§ Exercise data
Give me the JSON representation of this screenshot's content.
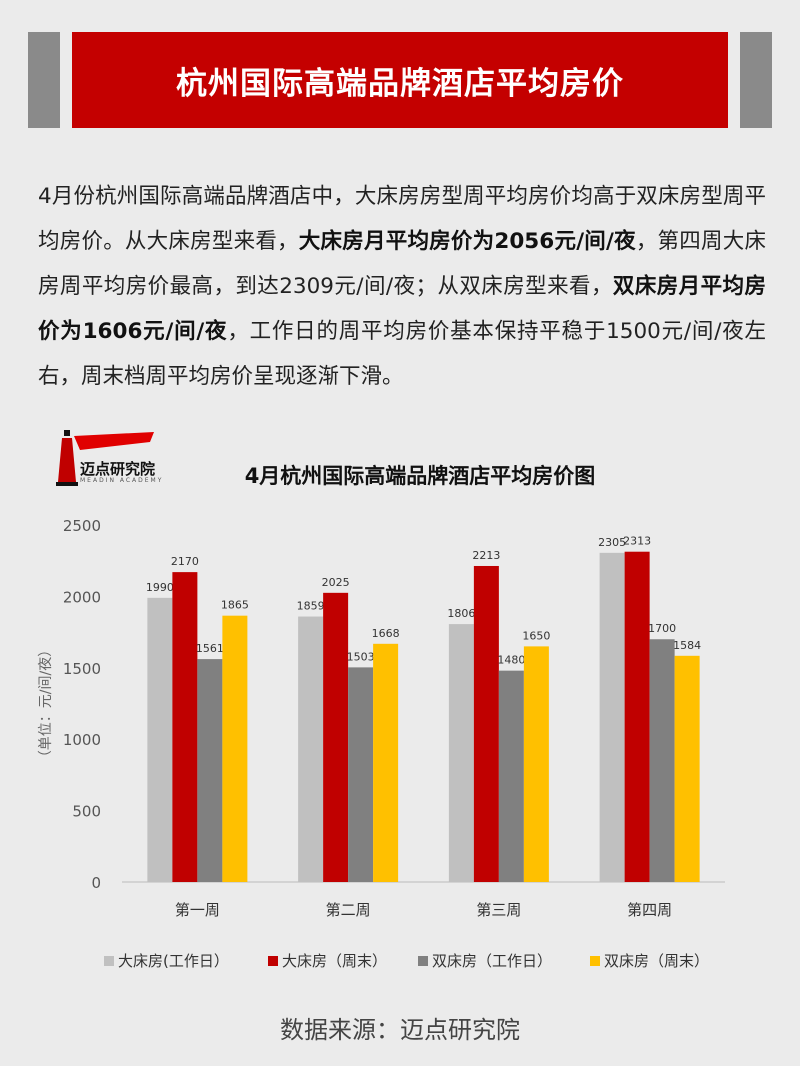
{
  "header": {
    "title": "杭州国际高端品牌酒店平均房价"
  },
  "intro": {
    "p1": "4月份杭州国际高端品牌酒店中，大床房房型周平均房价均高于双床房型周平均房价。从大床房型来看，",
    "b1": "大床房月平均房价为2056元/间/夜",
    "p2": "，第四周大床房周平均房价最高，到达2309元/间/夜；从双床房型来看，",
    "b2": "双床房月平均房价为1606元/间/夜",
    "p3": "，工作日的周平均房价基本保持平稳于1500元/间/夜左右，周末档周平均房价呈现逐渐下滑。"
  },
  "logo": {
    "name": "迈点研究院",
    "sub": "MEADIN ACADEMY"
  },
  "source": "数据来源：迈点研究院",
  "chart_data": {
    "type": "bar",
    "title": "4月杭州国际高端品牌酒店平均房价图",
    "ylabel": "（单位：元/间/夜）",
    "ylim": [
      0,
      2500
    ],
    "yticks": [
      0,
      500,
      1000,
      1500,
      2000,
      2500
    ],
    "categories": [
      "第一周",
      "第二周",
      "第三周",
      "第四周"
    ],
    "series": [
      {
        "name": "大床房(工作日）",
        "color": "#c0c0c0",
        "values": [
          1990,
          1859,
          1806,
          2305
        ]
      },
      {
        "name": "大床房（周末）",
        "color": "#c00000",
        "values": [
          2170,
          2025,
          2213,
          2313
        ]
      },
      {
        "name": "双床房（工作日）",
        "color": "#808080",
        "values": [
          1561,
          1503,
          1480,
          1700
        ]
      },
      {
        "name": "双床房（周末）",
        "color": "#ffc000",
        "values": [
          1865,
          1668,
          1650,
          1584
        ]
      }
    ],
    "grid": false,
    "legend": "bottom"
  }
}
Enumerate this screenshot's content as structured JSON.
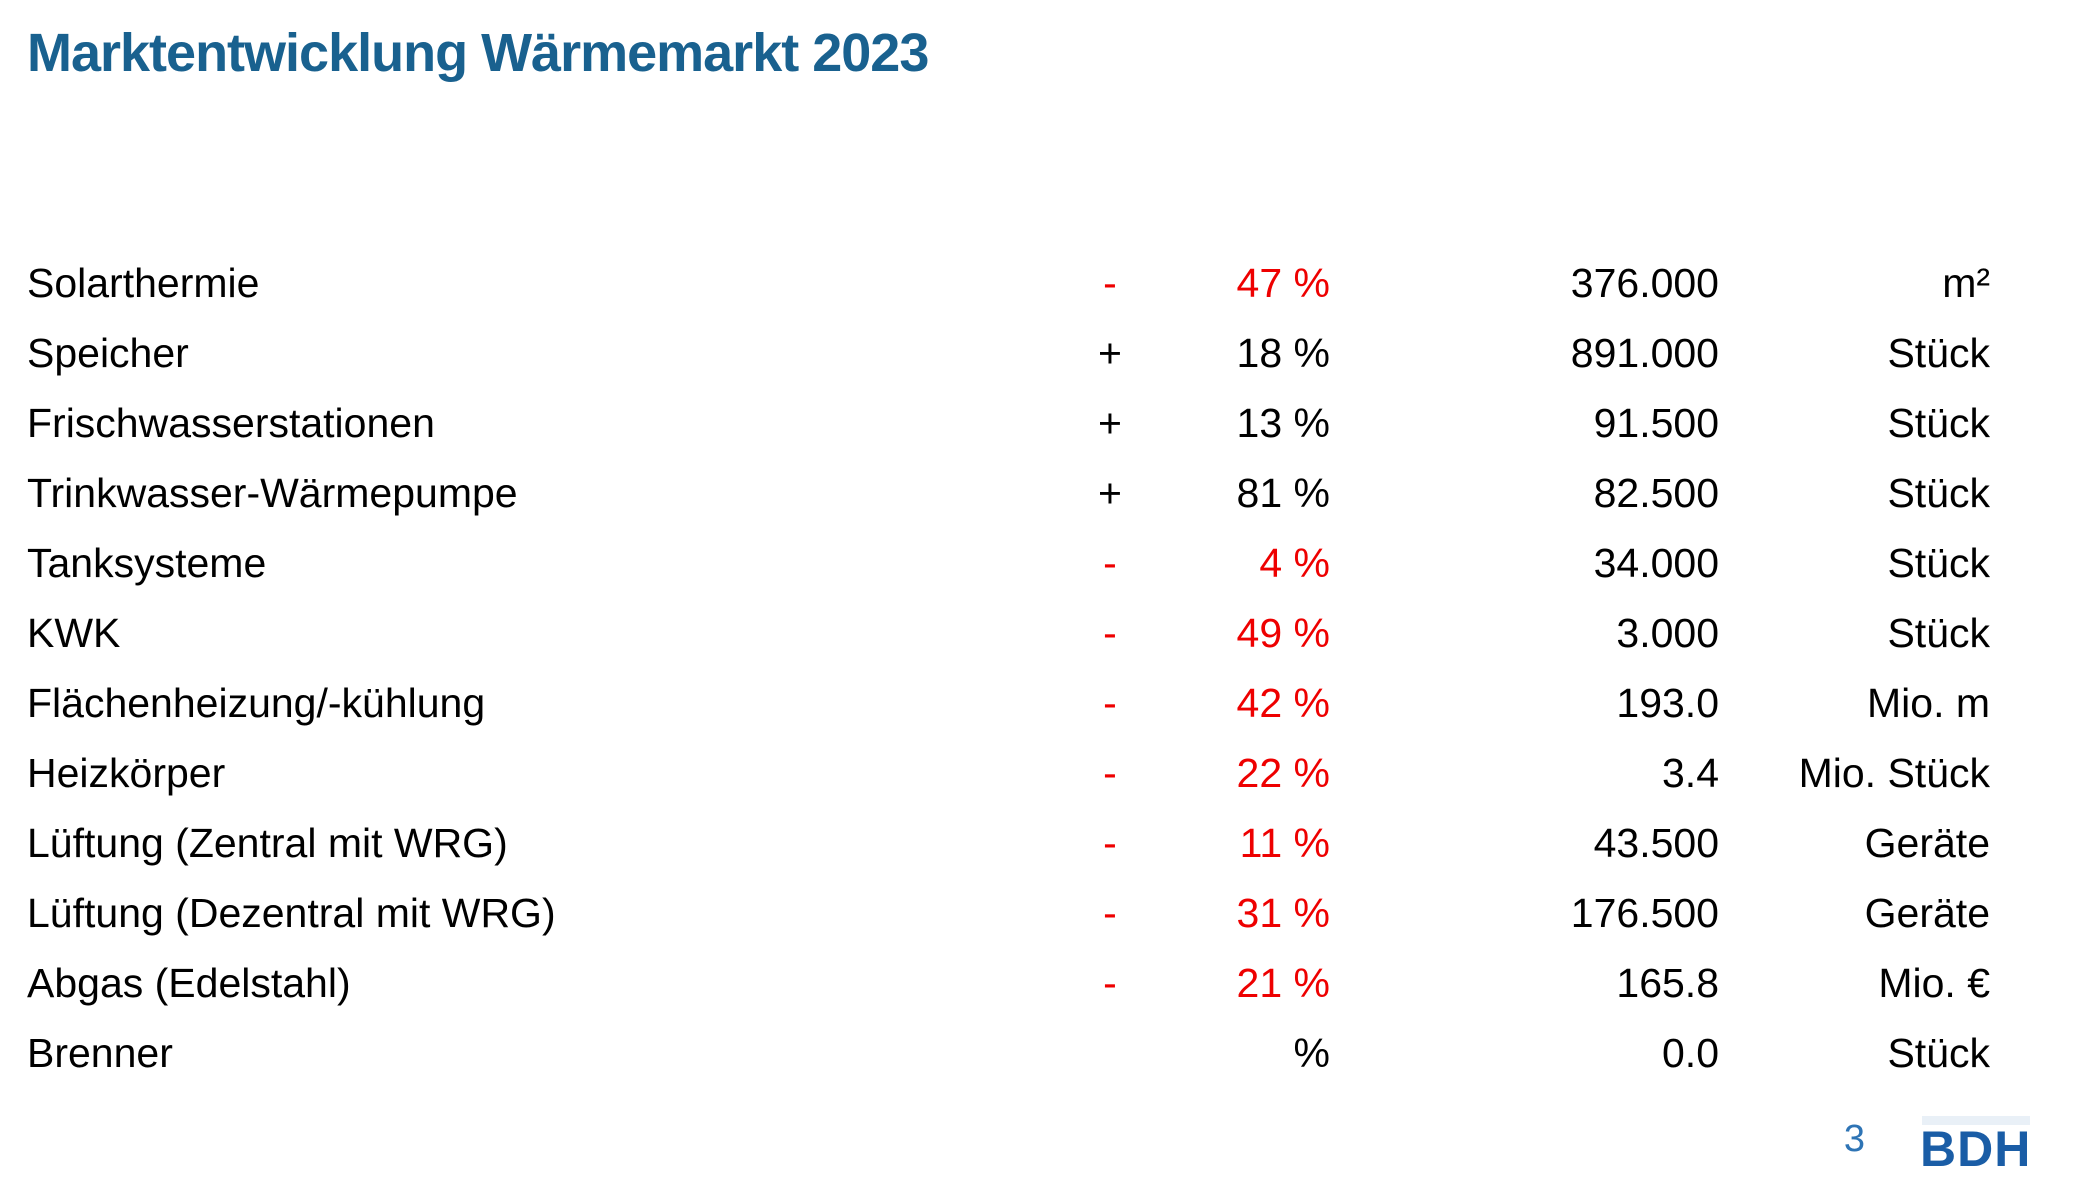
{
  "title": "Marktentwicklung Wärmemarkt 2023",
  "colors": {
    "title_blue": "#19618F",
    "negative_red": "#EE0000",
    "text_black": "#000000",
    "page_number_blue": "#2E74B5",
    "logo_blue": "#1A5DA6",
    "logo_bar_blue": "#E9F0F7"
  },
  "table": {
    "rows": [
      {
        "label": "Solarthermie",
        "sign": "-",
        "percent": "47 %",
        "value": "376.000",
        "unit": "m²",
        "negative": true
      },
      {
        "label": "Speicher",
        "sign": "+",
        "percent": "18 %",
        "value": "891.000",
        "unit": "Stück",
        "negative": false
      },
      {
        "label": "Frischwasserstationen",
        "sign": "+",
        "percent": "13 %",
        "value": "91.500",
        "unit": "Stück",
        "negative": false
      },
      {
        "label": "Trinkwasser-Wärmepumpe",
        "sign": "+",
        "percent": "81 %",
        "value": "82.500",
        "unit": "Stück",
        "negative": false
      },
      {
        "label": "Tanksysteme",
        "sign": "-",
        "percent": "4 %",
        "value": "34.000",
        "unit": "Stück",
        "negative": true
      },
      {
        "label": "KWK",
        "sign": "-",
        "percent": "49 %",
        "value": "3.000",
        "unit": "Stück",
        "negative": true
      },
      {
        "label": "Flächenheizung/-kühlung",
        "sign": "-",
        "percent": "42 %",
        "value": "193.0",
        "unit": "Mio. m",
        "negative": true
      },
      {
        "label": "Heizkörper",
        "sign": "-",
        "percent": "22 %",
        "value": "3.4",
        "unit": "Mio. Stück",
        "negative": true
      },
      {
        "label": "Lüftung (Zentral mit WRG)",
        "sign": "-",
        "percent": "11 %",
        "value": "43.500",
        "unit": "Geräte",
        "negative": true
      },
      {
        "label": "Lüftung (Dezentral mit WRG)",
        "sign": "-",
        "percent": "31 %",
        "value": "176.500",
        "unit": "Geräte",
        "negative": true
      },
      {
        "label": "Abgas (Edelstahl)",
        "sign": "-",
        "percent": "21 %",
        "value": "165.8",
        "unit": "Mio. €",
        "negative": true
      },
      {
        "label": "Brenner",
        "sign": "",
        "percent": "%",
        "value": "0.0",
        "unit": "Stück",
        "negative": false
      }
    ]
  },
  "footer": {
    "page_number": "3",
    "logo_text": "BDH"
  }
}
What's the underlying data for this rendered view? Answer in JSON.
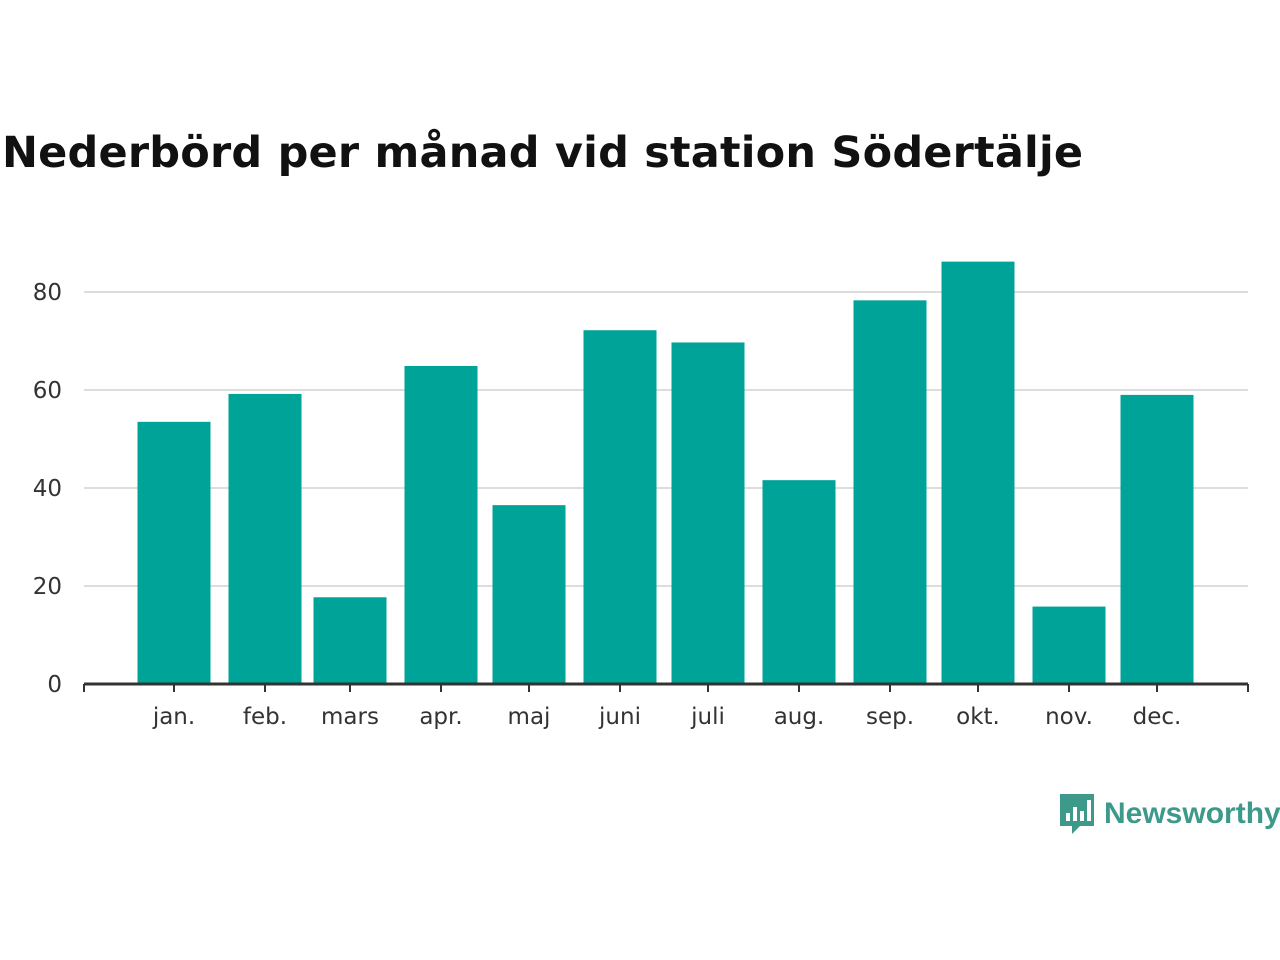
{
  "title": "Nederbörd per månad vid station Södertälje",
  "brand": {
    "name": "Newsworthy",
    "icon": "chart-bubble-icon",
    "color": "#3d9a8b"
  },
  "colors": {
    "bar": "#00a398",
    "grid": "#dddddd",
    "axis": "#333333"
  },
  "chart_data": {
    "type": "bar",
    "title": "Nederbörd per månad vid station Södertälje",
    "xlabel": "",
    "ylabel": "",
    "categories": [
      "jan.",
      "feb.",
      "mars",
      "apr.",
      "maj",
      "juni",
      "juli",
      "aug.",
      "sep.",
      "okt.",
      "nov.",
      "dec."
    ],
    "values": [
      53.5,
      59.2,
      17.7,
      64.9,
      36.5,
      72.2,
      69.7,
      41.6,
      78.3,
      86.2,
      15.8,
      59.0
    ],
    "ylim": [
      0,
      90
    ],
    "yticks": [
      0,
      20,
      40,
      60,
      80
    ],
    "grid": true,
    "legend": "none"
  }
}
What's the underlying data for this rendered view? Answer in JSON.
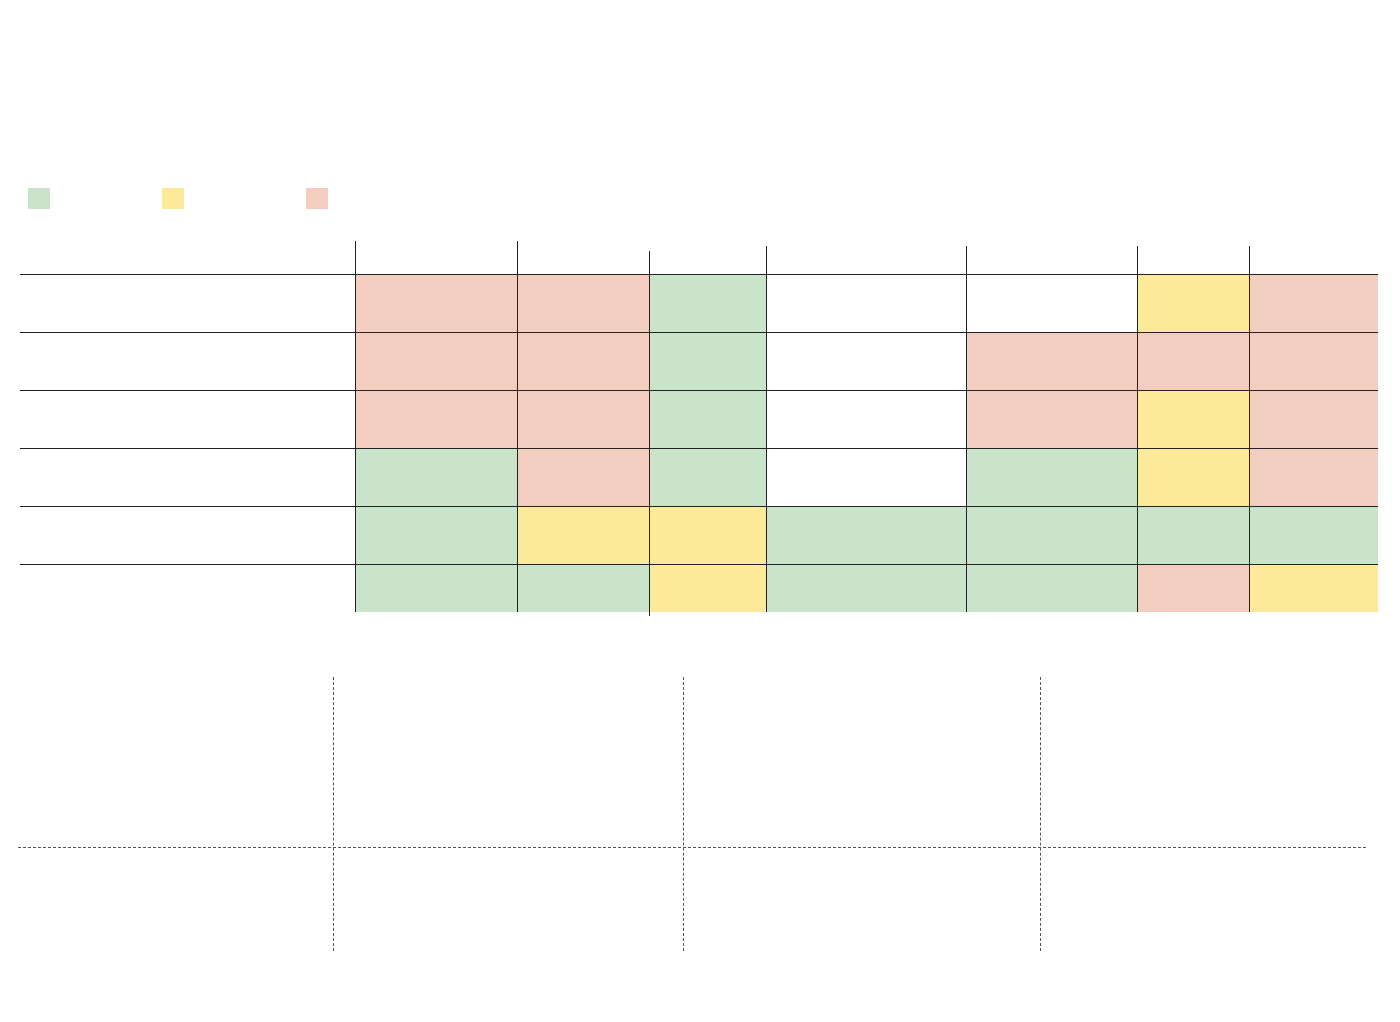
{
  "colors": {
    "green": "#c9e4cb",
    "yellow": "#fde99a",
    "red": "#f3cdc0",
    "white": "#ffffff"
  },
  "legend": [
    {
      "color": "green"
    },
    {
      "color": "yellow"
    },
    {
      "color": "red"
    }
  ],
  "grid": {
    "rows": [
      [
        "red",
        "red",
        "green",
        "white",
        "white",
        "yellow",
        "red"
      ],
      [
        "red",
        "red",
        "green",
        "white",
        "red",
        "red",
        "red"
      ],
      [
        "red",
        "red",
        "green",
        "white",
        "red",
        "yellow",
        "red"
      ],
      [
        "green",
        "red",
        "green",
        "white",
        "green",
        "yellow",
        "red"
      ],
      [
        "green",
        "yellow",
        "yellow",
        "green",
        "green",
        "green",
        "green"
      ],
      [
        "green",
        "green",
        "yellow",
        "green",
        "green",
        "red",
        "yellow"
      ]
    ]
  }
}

§ Brief
Repeat the material exactly as it reads, without any of its pictures.

§ Answer to this problem
Give me the JSON representation of this screenshot's content.
{
  "header": {
    "title": "杭州国际高端品牌酒店平均房价"
  },
  "intro": {
    "p1": "4月份杭州国际高端品牌酒店中，大床房房型周平均房价均高于双床房型周平均房价。从大床房型来看，",
    "b1": "大床房月平均房价为2056元/间/夜",
    "p2": "，第四周大床房周平均房价最高，到达2309元/间/夜；从双床房型来看，",
    "b2": "双床房月平均房价为1606元/间/夜",
    "p3": "，工作日的周平均房价基本保持平稳于1500元/间/夜左右，周末档周平均房价呈现逐渐下滑。"
  },
  "logo": {
    "name": "迈点研究院",
    "sub": "MEADIN ACADEMY"
  },
  "source": "数据来源：迈点研究院",
  "chart_data": {
    "type": "bar",
    "title": "4月杭州国际高端品牌酒店平均房价图",
    "ylabel": "（单位：元/间/夜）",
    "ylim": [
      0,
      2500
    ],
    "yticks": [
      0,
      500,
      1000,
      1500,
      2000,
      2500
    ],
    "categories": [
      "第一周",
      "第二周",
      "第三周",
      "第四周"
    ],
    "series": [
      {
        "name": "大床房(工作日）",
        "color": "#c0c0c0",
        "values": [
          1990,
          1859,
          1806,
          2305
        ]
      },
      {
        "name": "大床房（周末）",
        "color": "#c00000",
        "values": [
          2170,
          2025,
          2213,
          2313
        ]
      },
      {
        "name": "双床房（工作日）",
        "color": "#808080",
        "values": [
          1561,
          1503,
          1480,
          1700
        ]
      },
      {
        "name": "双床房（周末）",
        "color": "#ffc000",
        "values": [
          1865,
          1668,
          1650,
          1584
        ]
      }
    ],
    "grid": false,
    "legend": "bottom"
  }
}
Enumerate this screenshot's content as structured JSON.
{
  "title": "Marktentwicklung Wärmemarkt 2023",
  "colors": {
    "title_blue": "#19618F",
    "negative_red": "#EE0000",
    "text_black": "#000000",
    "page_number_blue": "#2E74B5",
    "logo_blue": "#1A5DA6",
    "logo_bar_blue": "#E9F0F7"
  },
  "table": {
    "rows": [
      {
        "label": "Solarthermie",
        "sign": "-",
        "percent": "47 %",
        "value": "376.000",
        "unit": "m²",
        "negative": true
      },
      {
        "label": "Speicher",
        "sign": "+",
        "percent": "18 %",
        "value": "891.000",
        "unit": "Stück",
        "negative": false
      },
      {
        "label": "Frischwasserstationen",
        "sign": "+",
        "percent": "13 %",
        "value": "91.500",
        "unit": "Stück",
        "negative": false
      },
      {
        "label": "Trinkwasser-Wärmepumpe",
        "sign": "+",
        "percent": "81 %",
        "value": "82.500",
        "unit": "Stück",
        "negative": false
      },
      {
        "label": "Tanksysteme",
        "sign": "-",
        "percent": "4 %",
        "value": "34.000",
        "unit": "Stück",
        "negative": true
      },
      {
        "label": "KWK",
        "sign": "-",
        "percent": "49 %",
        "value": "3.000",
        "unit": "Stück",
        "negative": true
      },
      {
        "label": "Flächenheizung/-kühlung",
        "sign": "-",
        "percent": "42 %",
        "value": "193.0",
        "unit": "Mio. m",
        "negative": true
      },
      {
        "label": "Heizkörper",
        "sign": "-",
        "percent": "22 %",
        "value": "3.4",
        "unit": "Mio. Stück",
        "negative": true
      },
      {
        "label": "Lüftung (Zentral mit WRG)",
        "sign": "-",
        "percent": "11 %",
        "value": "43.500",
        "unit": "Geräte",
        "negative": true
      },
      {
        "label": "Lüftung (Dezentral mit WRG)",
        "sign": "-",
        "percent": "31 %",
        "value": "176.500",
        "unit": "Geräte",
        "negative": true
      },
      {
        "label": "Abgas (Edelstahl)",
        "sign": "-",
        "percent": "21 %",
        "value": "165.8",
        "unit": "Mio. €",
        "negative": true
      },
      {
        "label": "Brenner",
        "sign": "",
        "percent": "%",
        "value": "0.0",
        "unit": "Stück",
        "negative": false
      }
    ]
  },
  "footer": {
    "page_number": "3",
    "logo_text": "BDH"
  }
}
What's the underlying data for this rendered view? Answer in JSON.
{
  "title": "Nederbörd per månad vid station Södertälje",
  "brand": {
    "name": "Newsworthy",
    "icon": "chart-bubble-icon",
    "color": "#3d9a8b"
  },
  "colors": {
    "bar": "#00a398",
    "grid": "#dddddd",
    "axis": "#333333"
  },
  "chart_data": {
    "type": "bar",
    "title": "Nederbörd per månad vid station Södertälje",
    "xlabel": "",
    "ylabel": "",
    "categories": [
      "jan.",
      "feb.",
      "mars",
      "apr.",
      "maj",
      "juni",
      "juli",
      "aug.",
      "sep.",
      "okt.",
      "nov.",
      "dec."
    ],
    "values": [
      53.5,
      59.2,
      17.7,
      64.9,
      36.5,
      72.2,
      69.7,
      41.6,
      78.3,
      86.2,
      15.8,
      59.0
    ],
    "ylim": [
      0,
      90
    ],
    "yticks": [
      0,
      20,
      40,
      60,
      80
    ],
    "grid": true,
    "legend": "none"
  }
}
What's the underlying data for this rendered view? Answer in JSON.
{
  "colors": {
    "green": "#c9e4cb",
    "yellow": "#fde99a",
    "red": "#f3cdc0",
    "white": "#ffffff"
  },
  "legend": [
    {
      "color": "green"
    },
    {
      "color": "yellow"
    },
    {
      "color": "red"
    }
  ],
  "grid": {
    "rows": [
      [
        "red",
        "red",
        "green",
        "white",
        "white",
        "yellow",
        "red"
      ],
      [
        "red",
        "red",
        "green",
        "white",
        "red",
        "red",
        "red"
      ],
      [
        "red",
        "red",
        "green",
        "white",
        "red",
        "yellow",
        "red"
      ],
      [
        "green",
        "red",
        "green",
        "white",
        "green",
        "yellow",
        "red"
      ],
      [
        "green",
        "yellow",
        "yellow",
        "green",
        "green",
        "green",
        "green"
      ],
      [
        "green",
        "green",
        "yellow",
        "green",
        "green",
        "red",
        "yellow"
      ]
    ]
  }
}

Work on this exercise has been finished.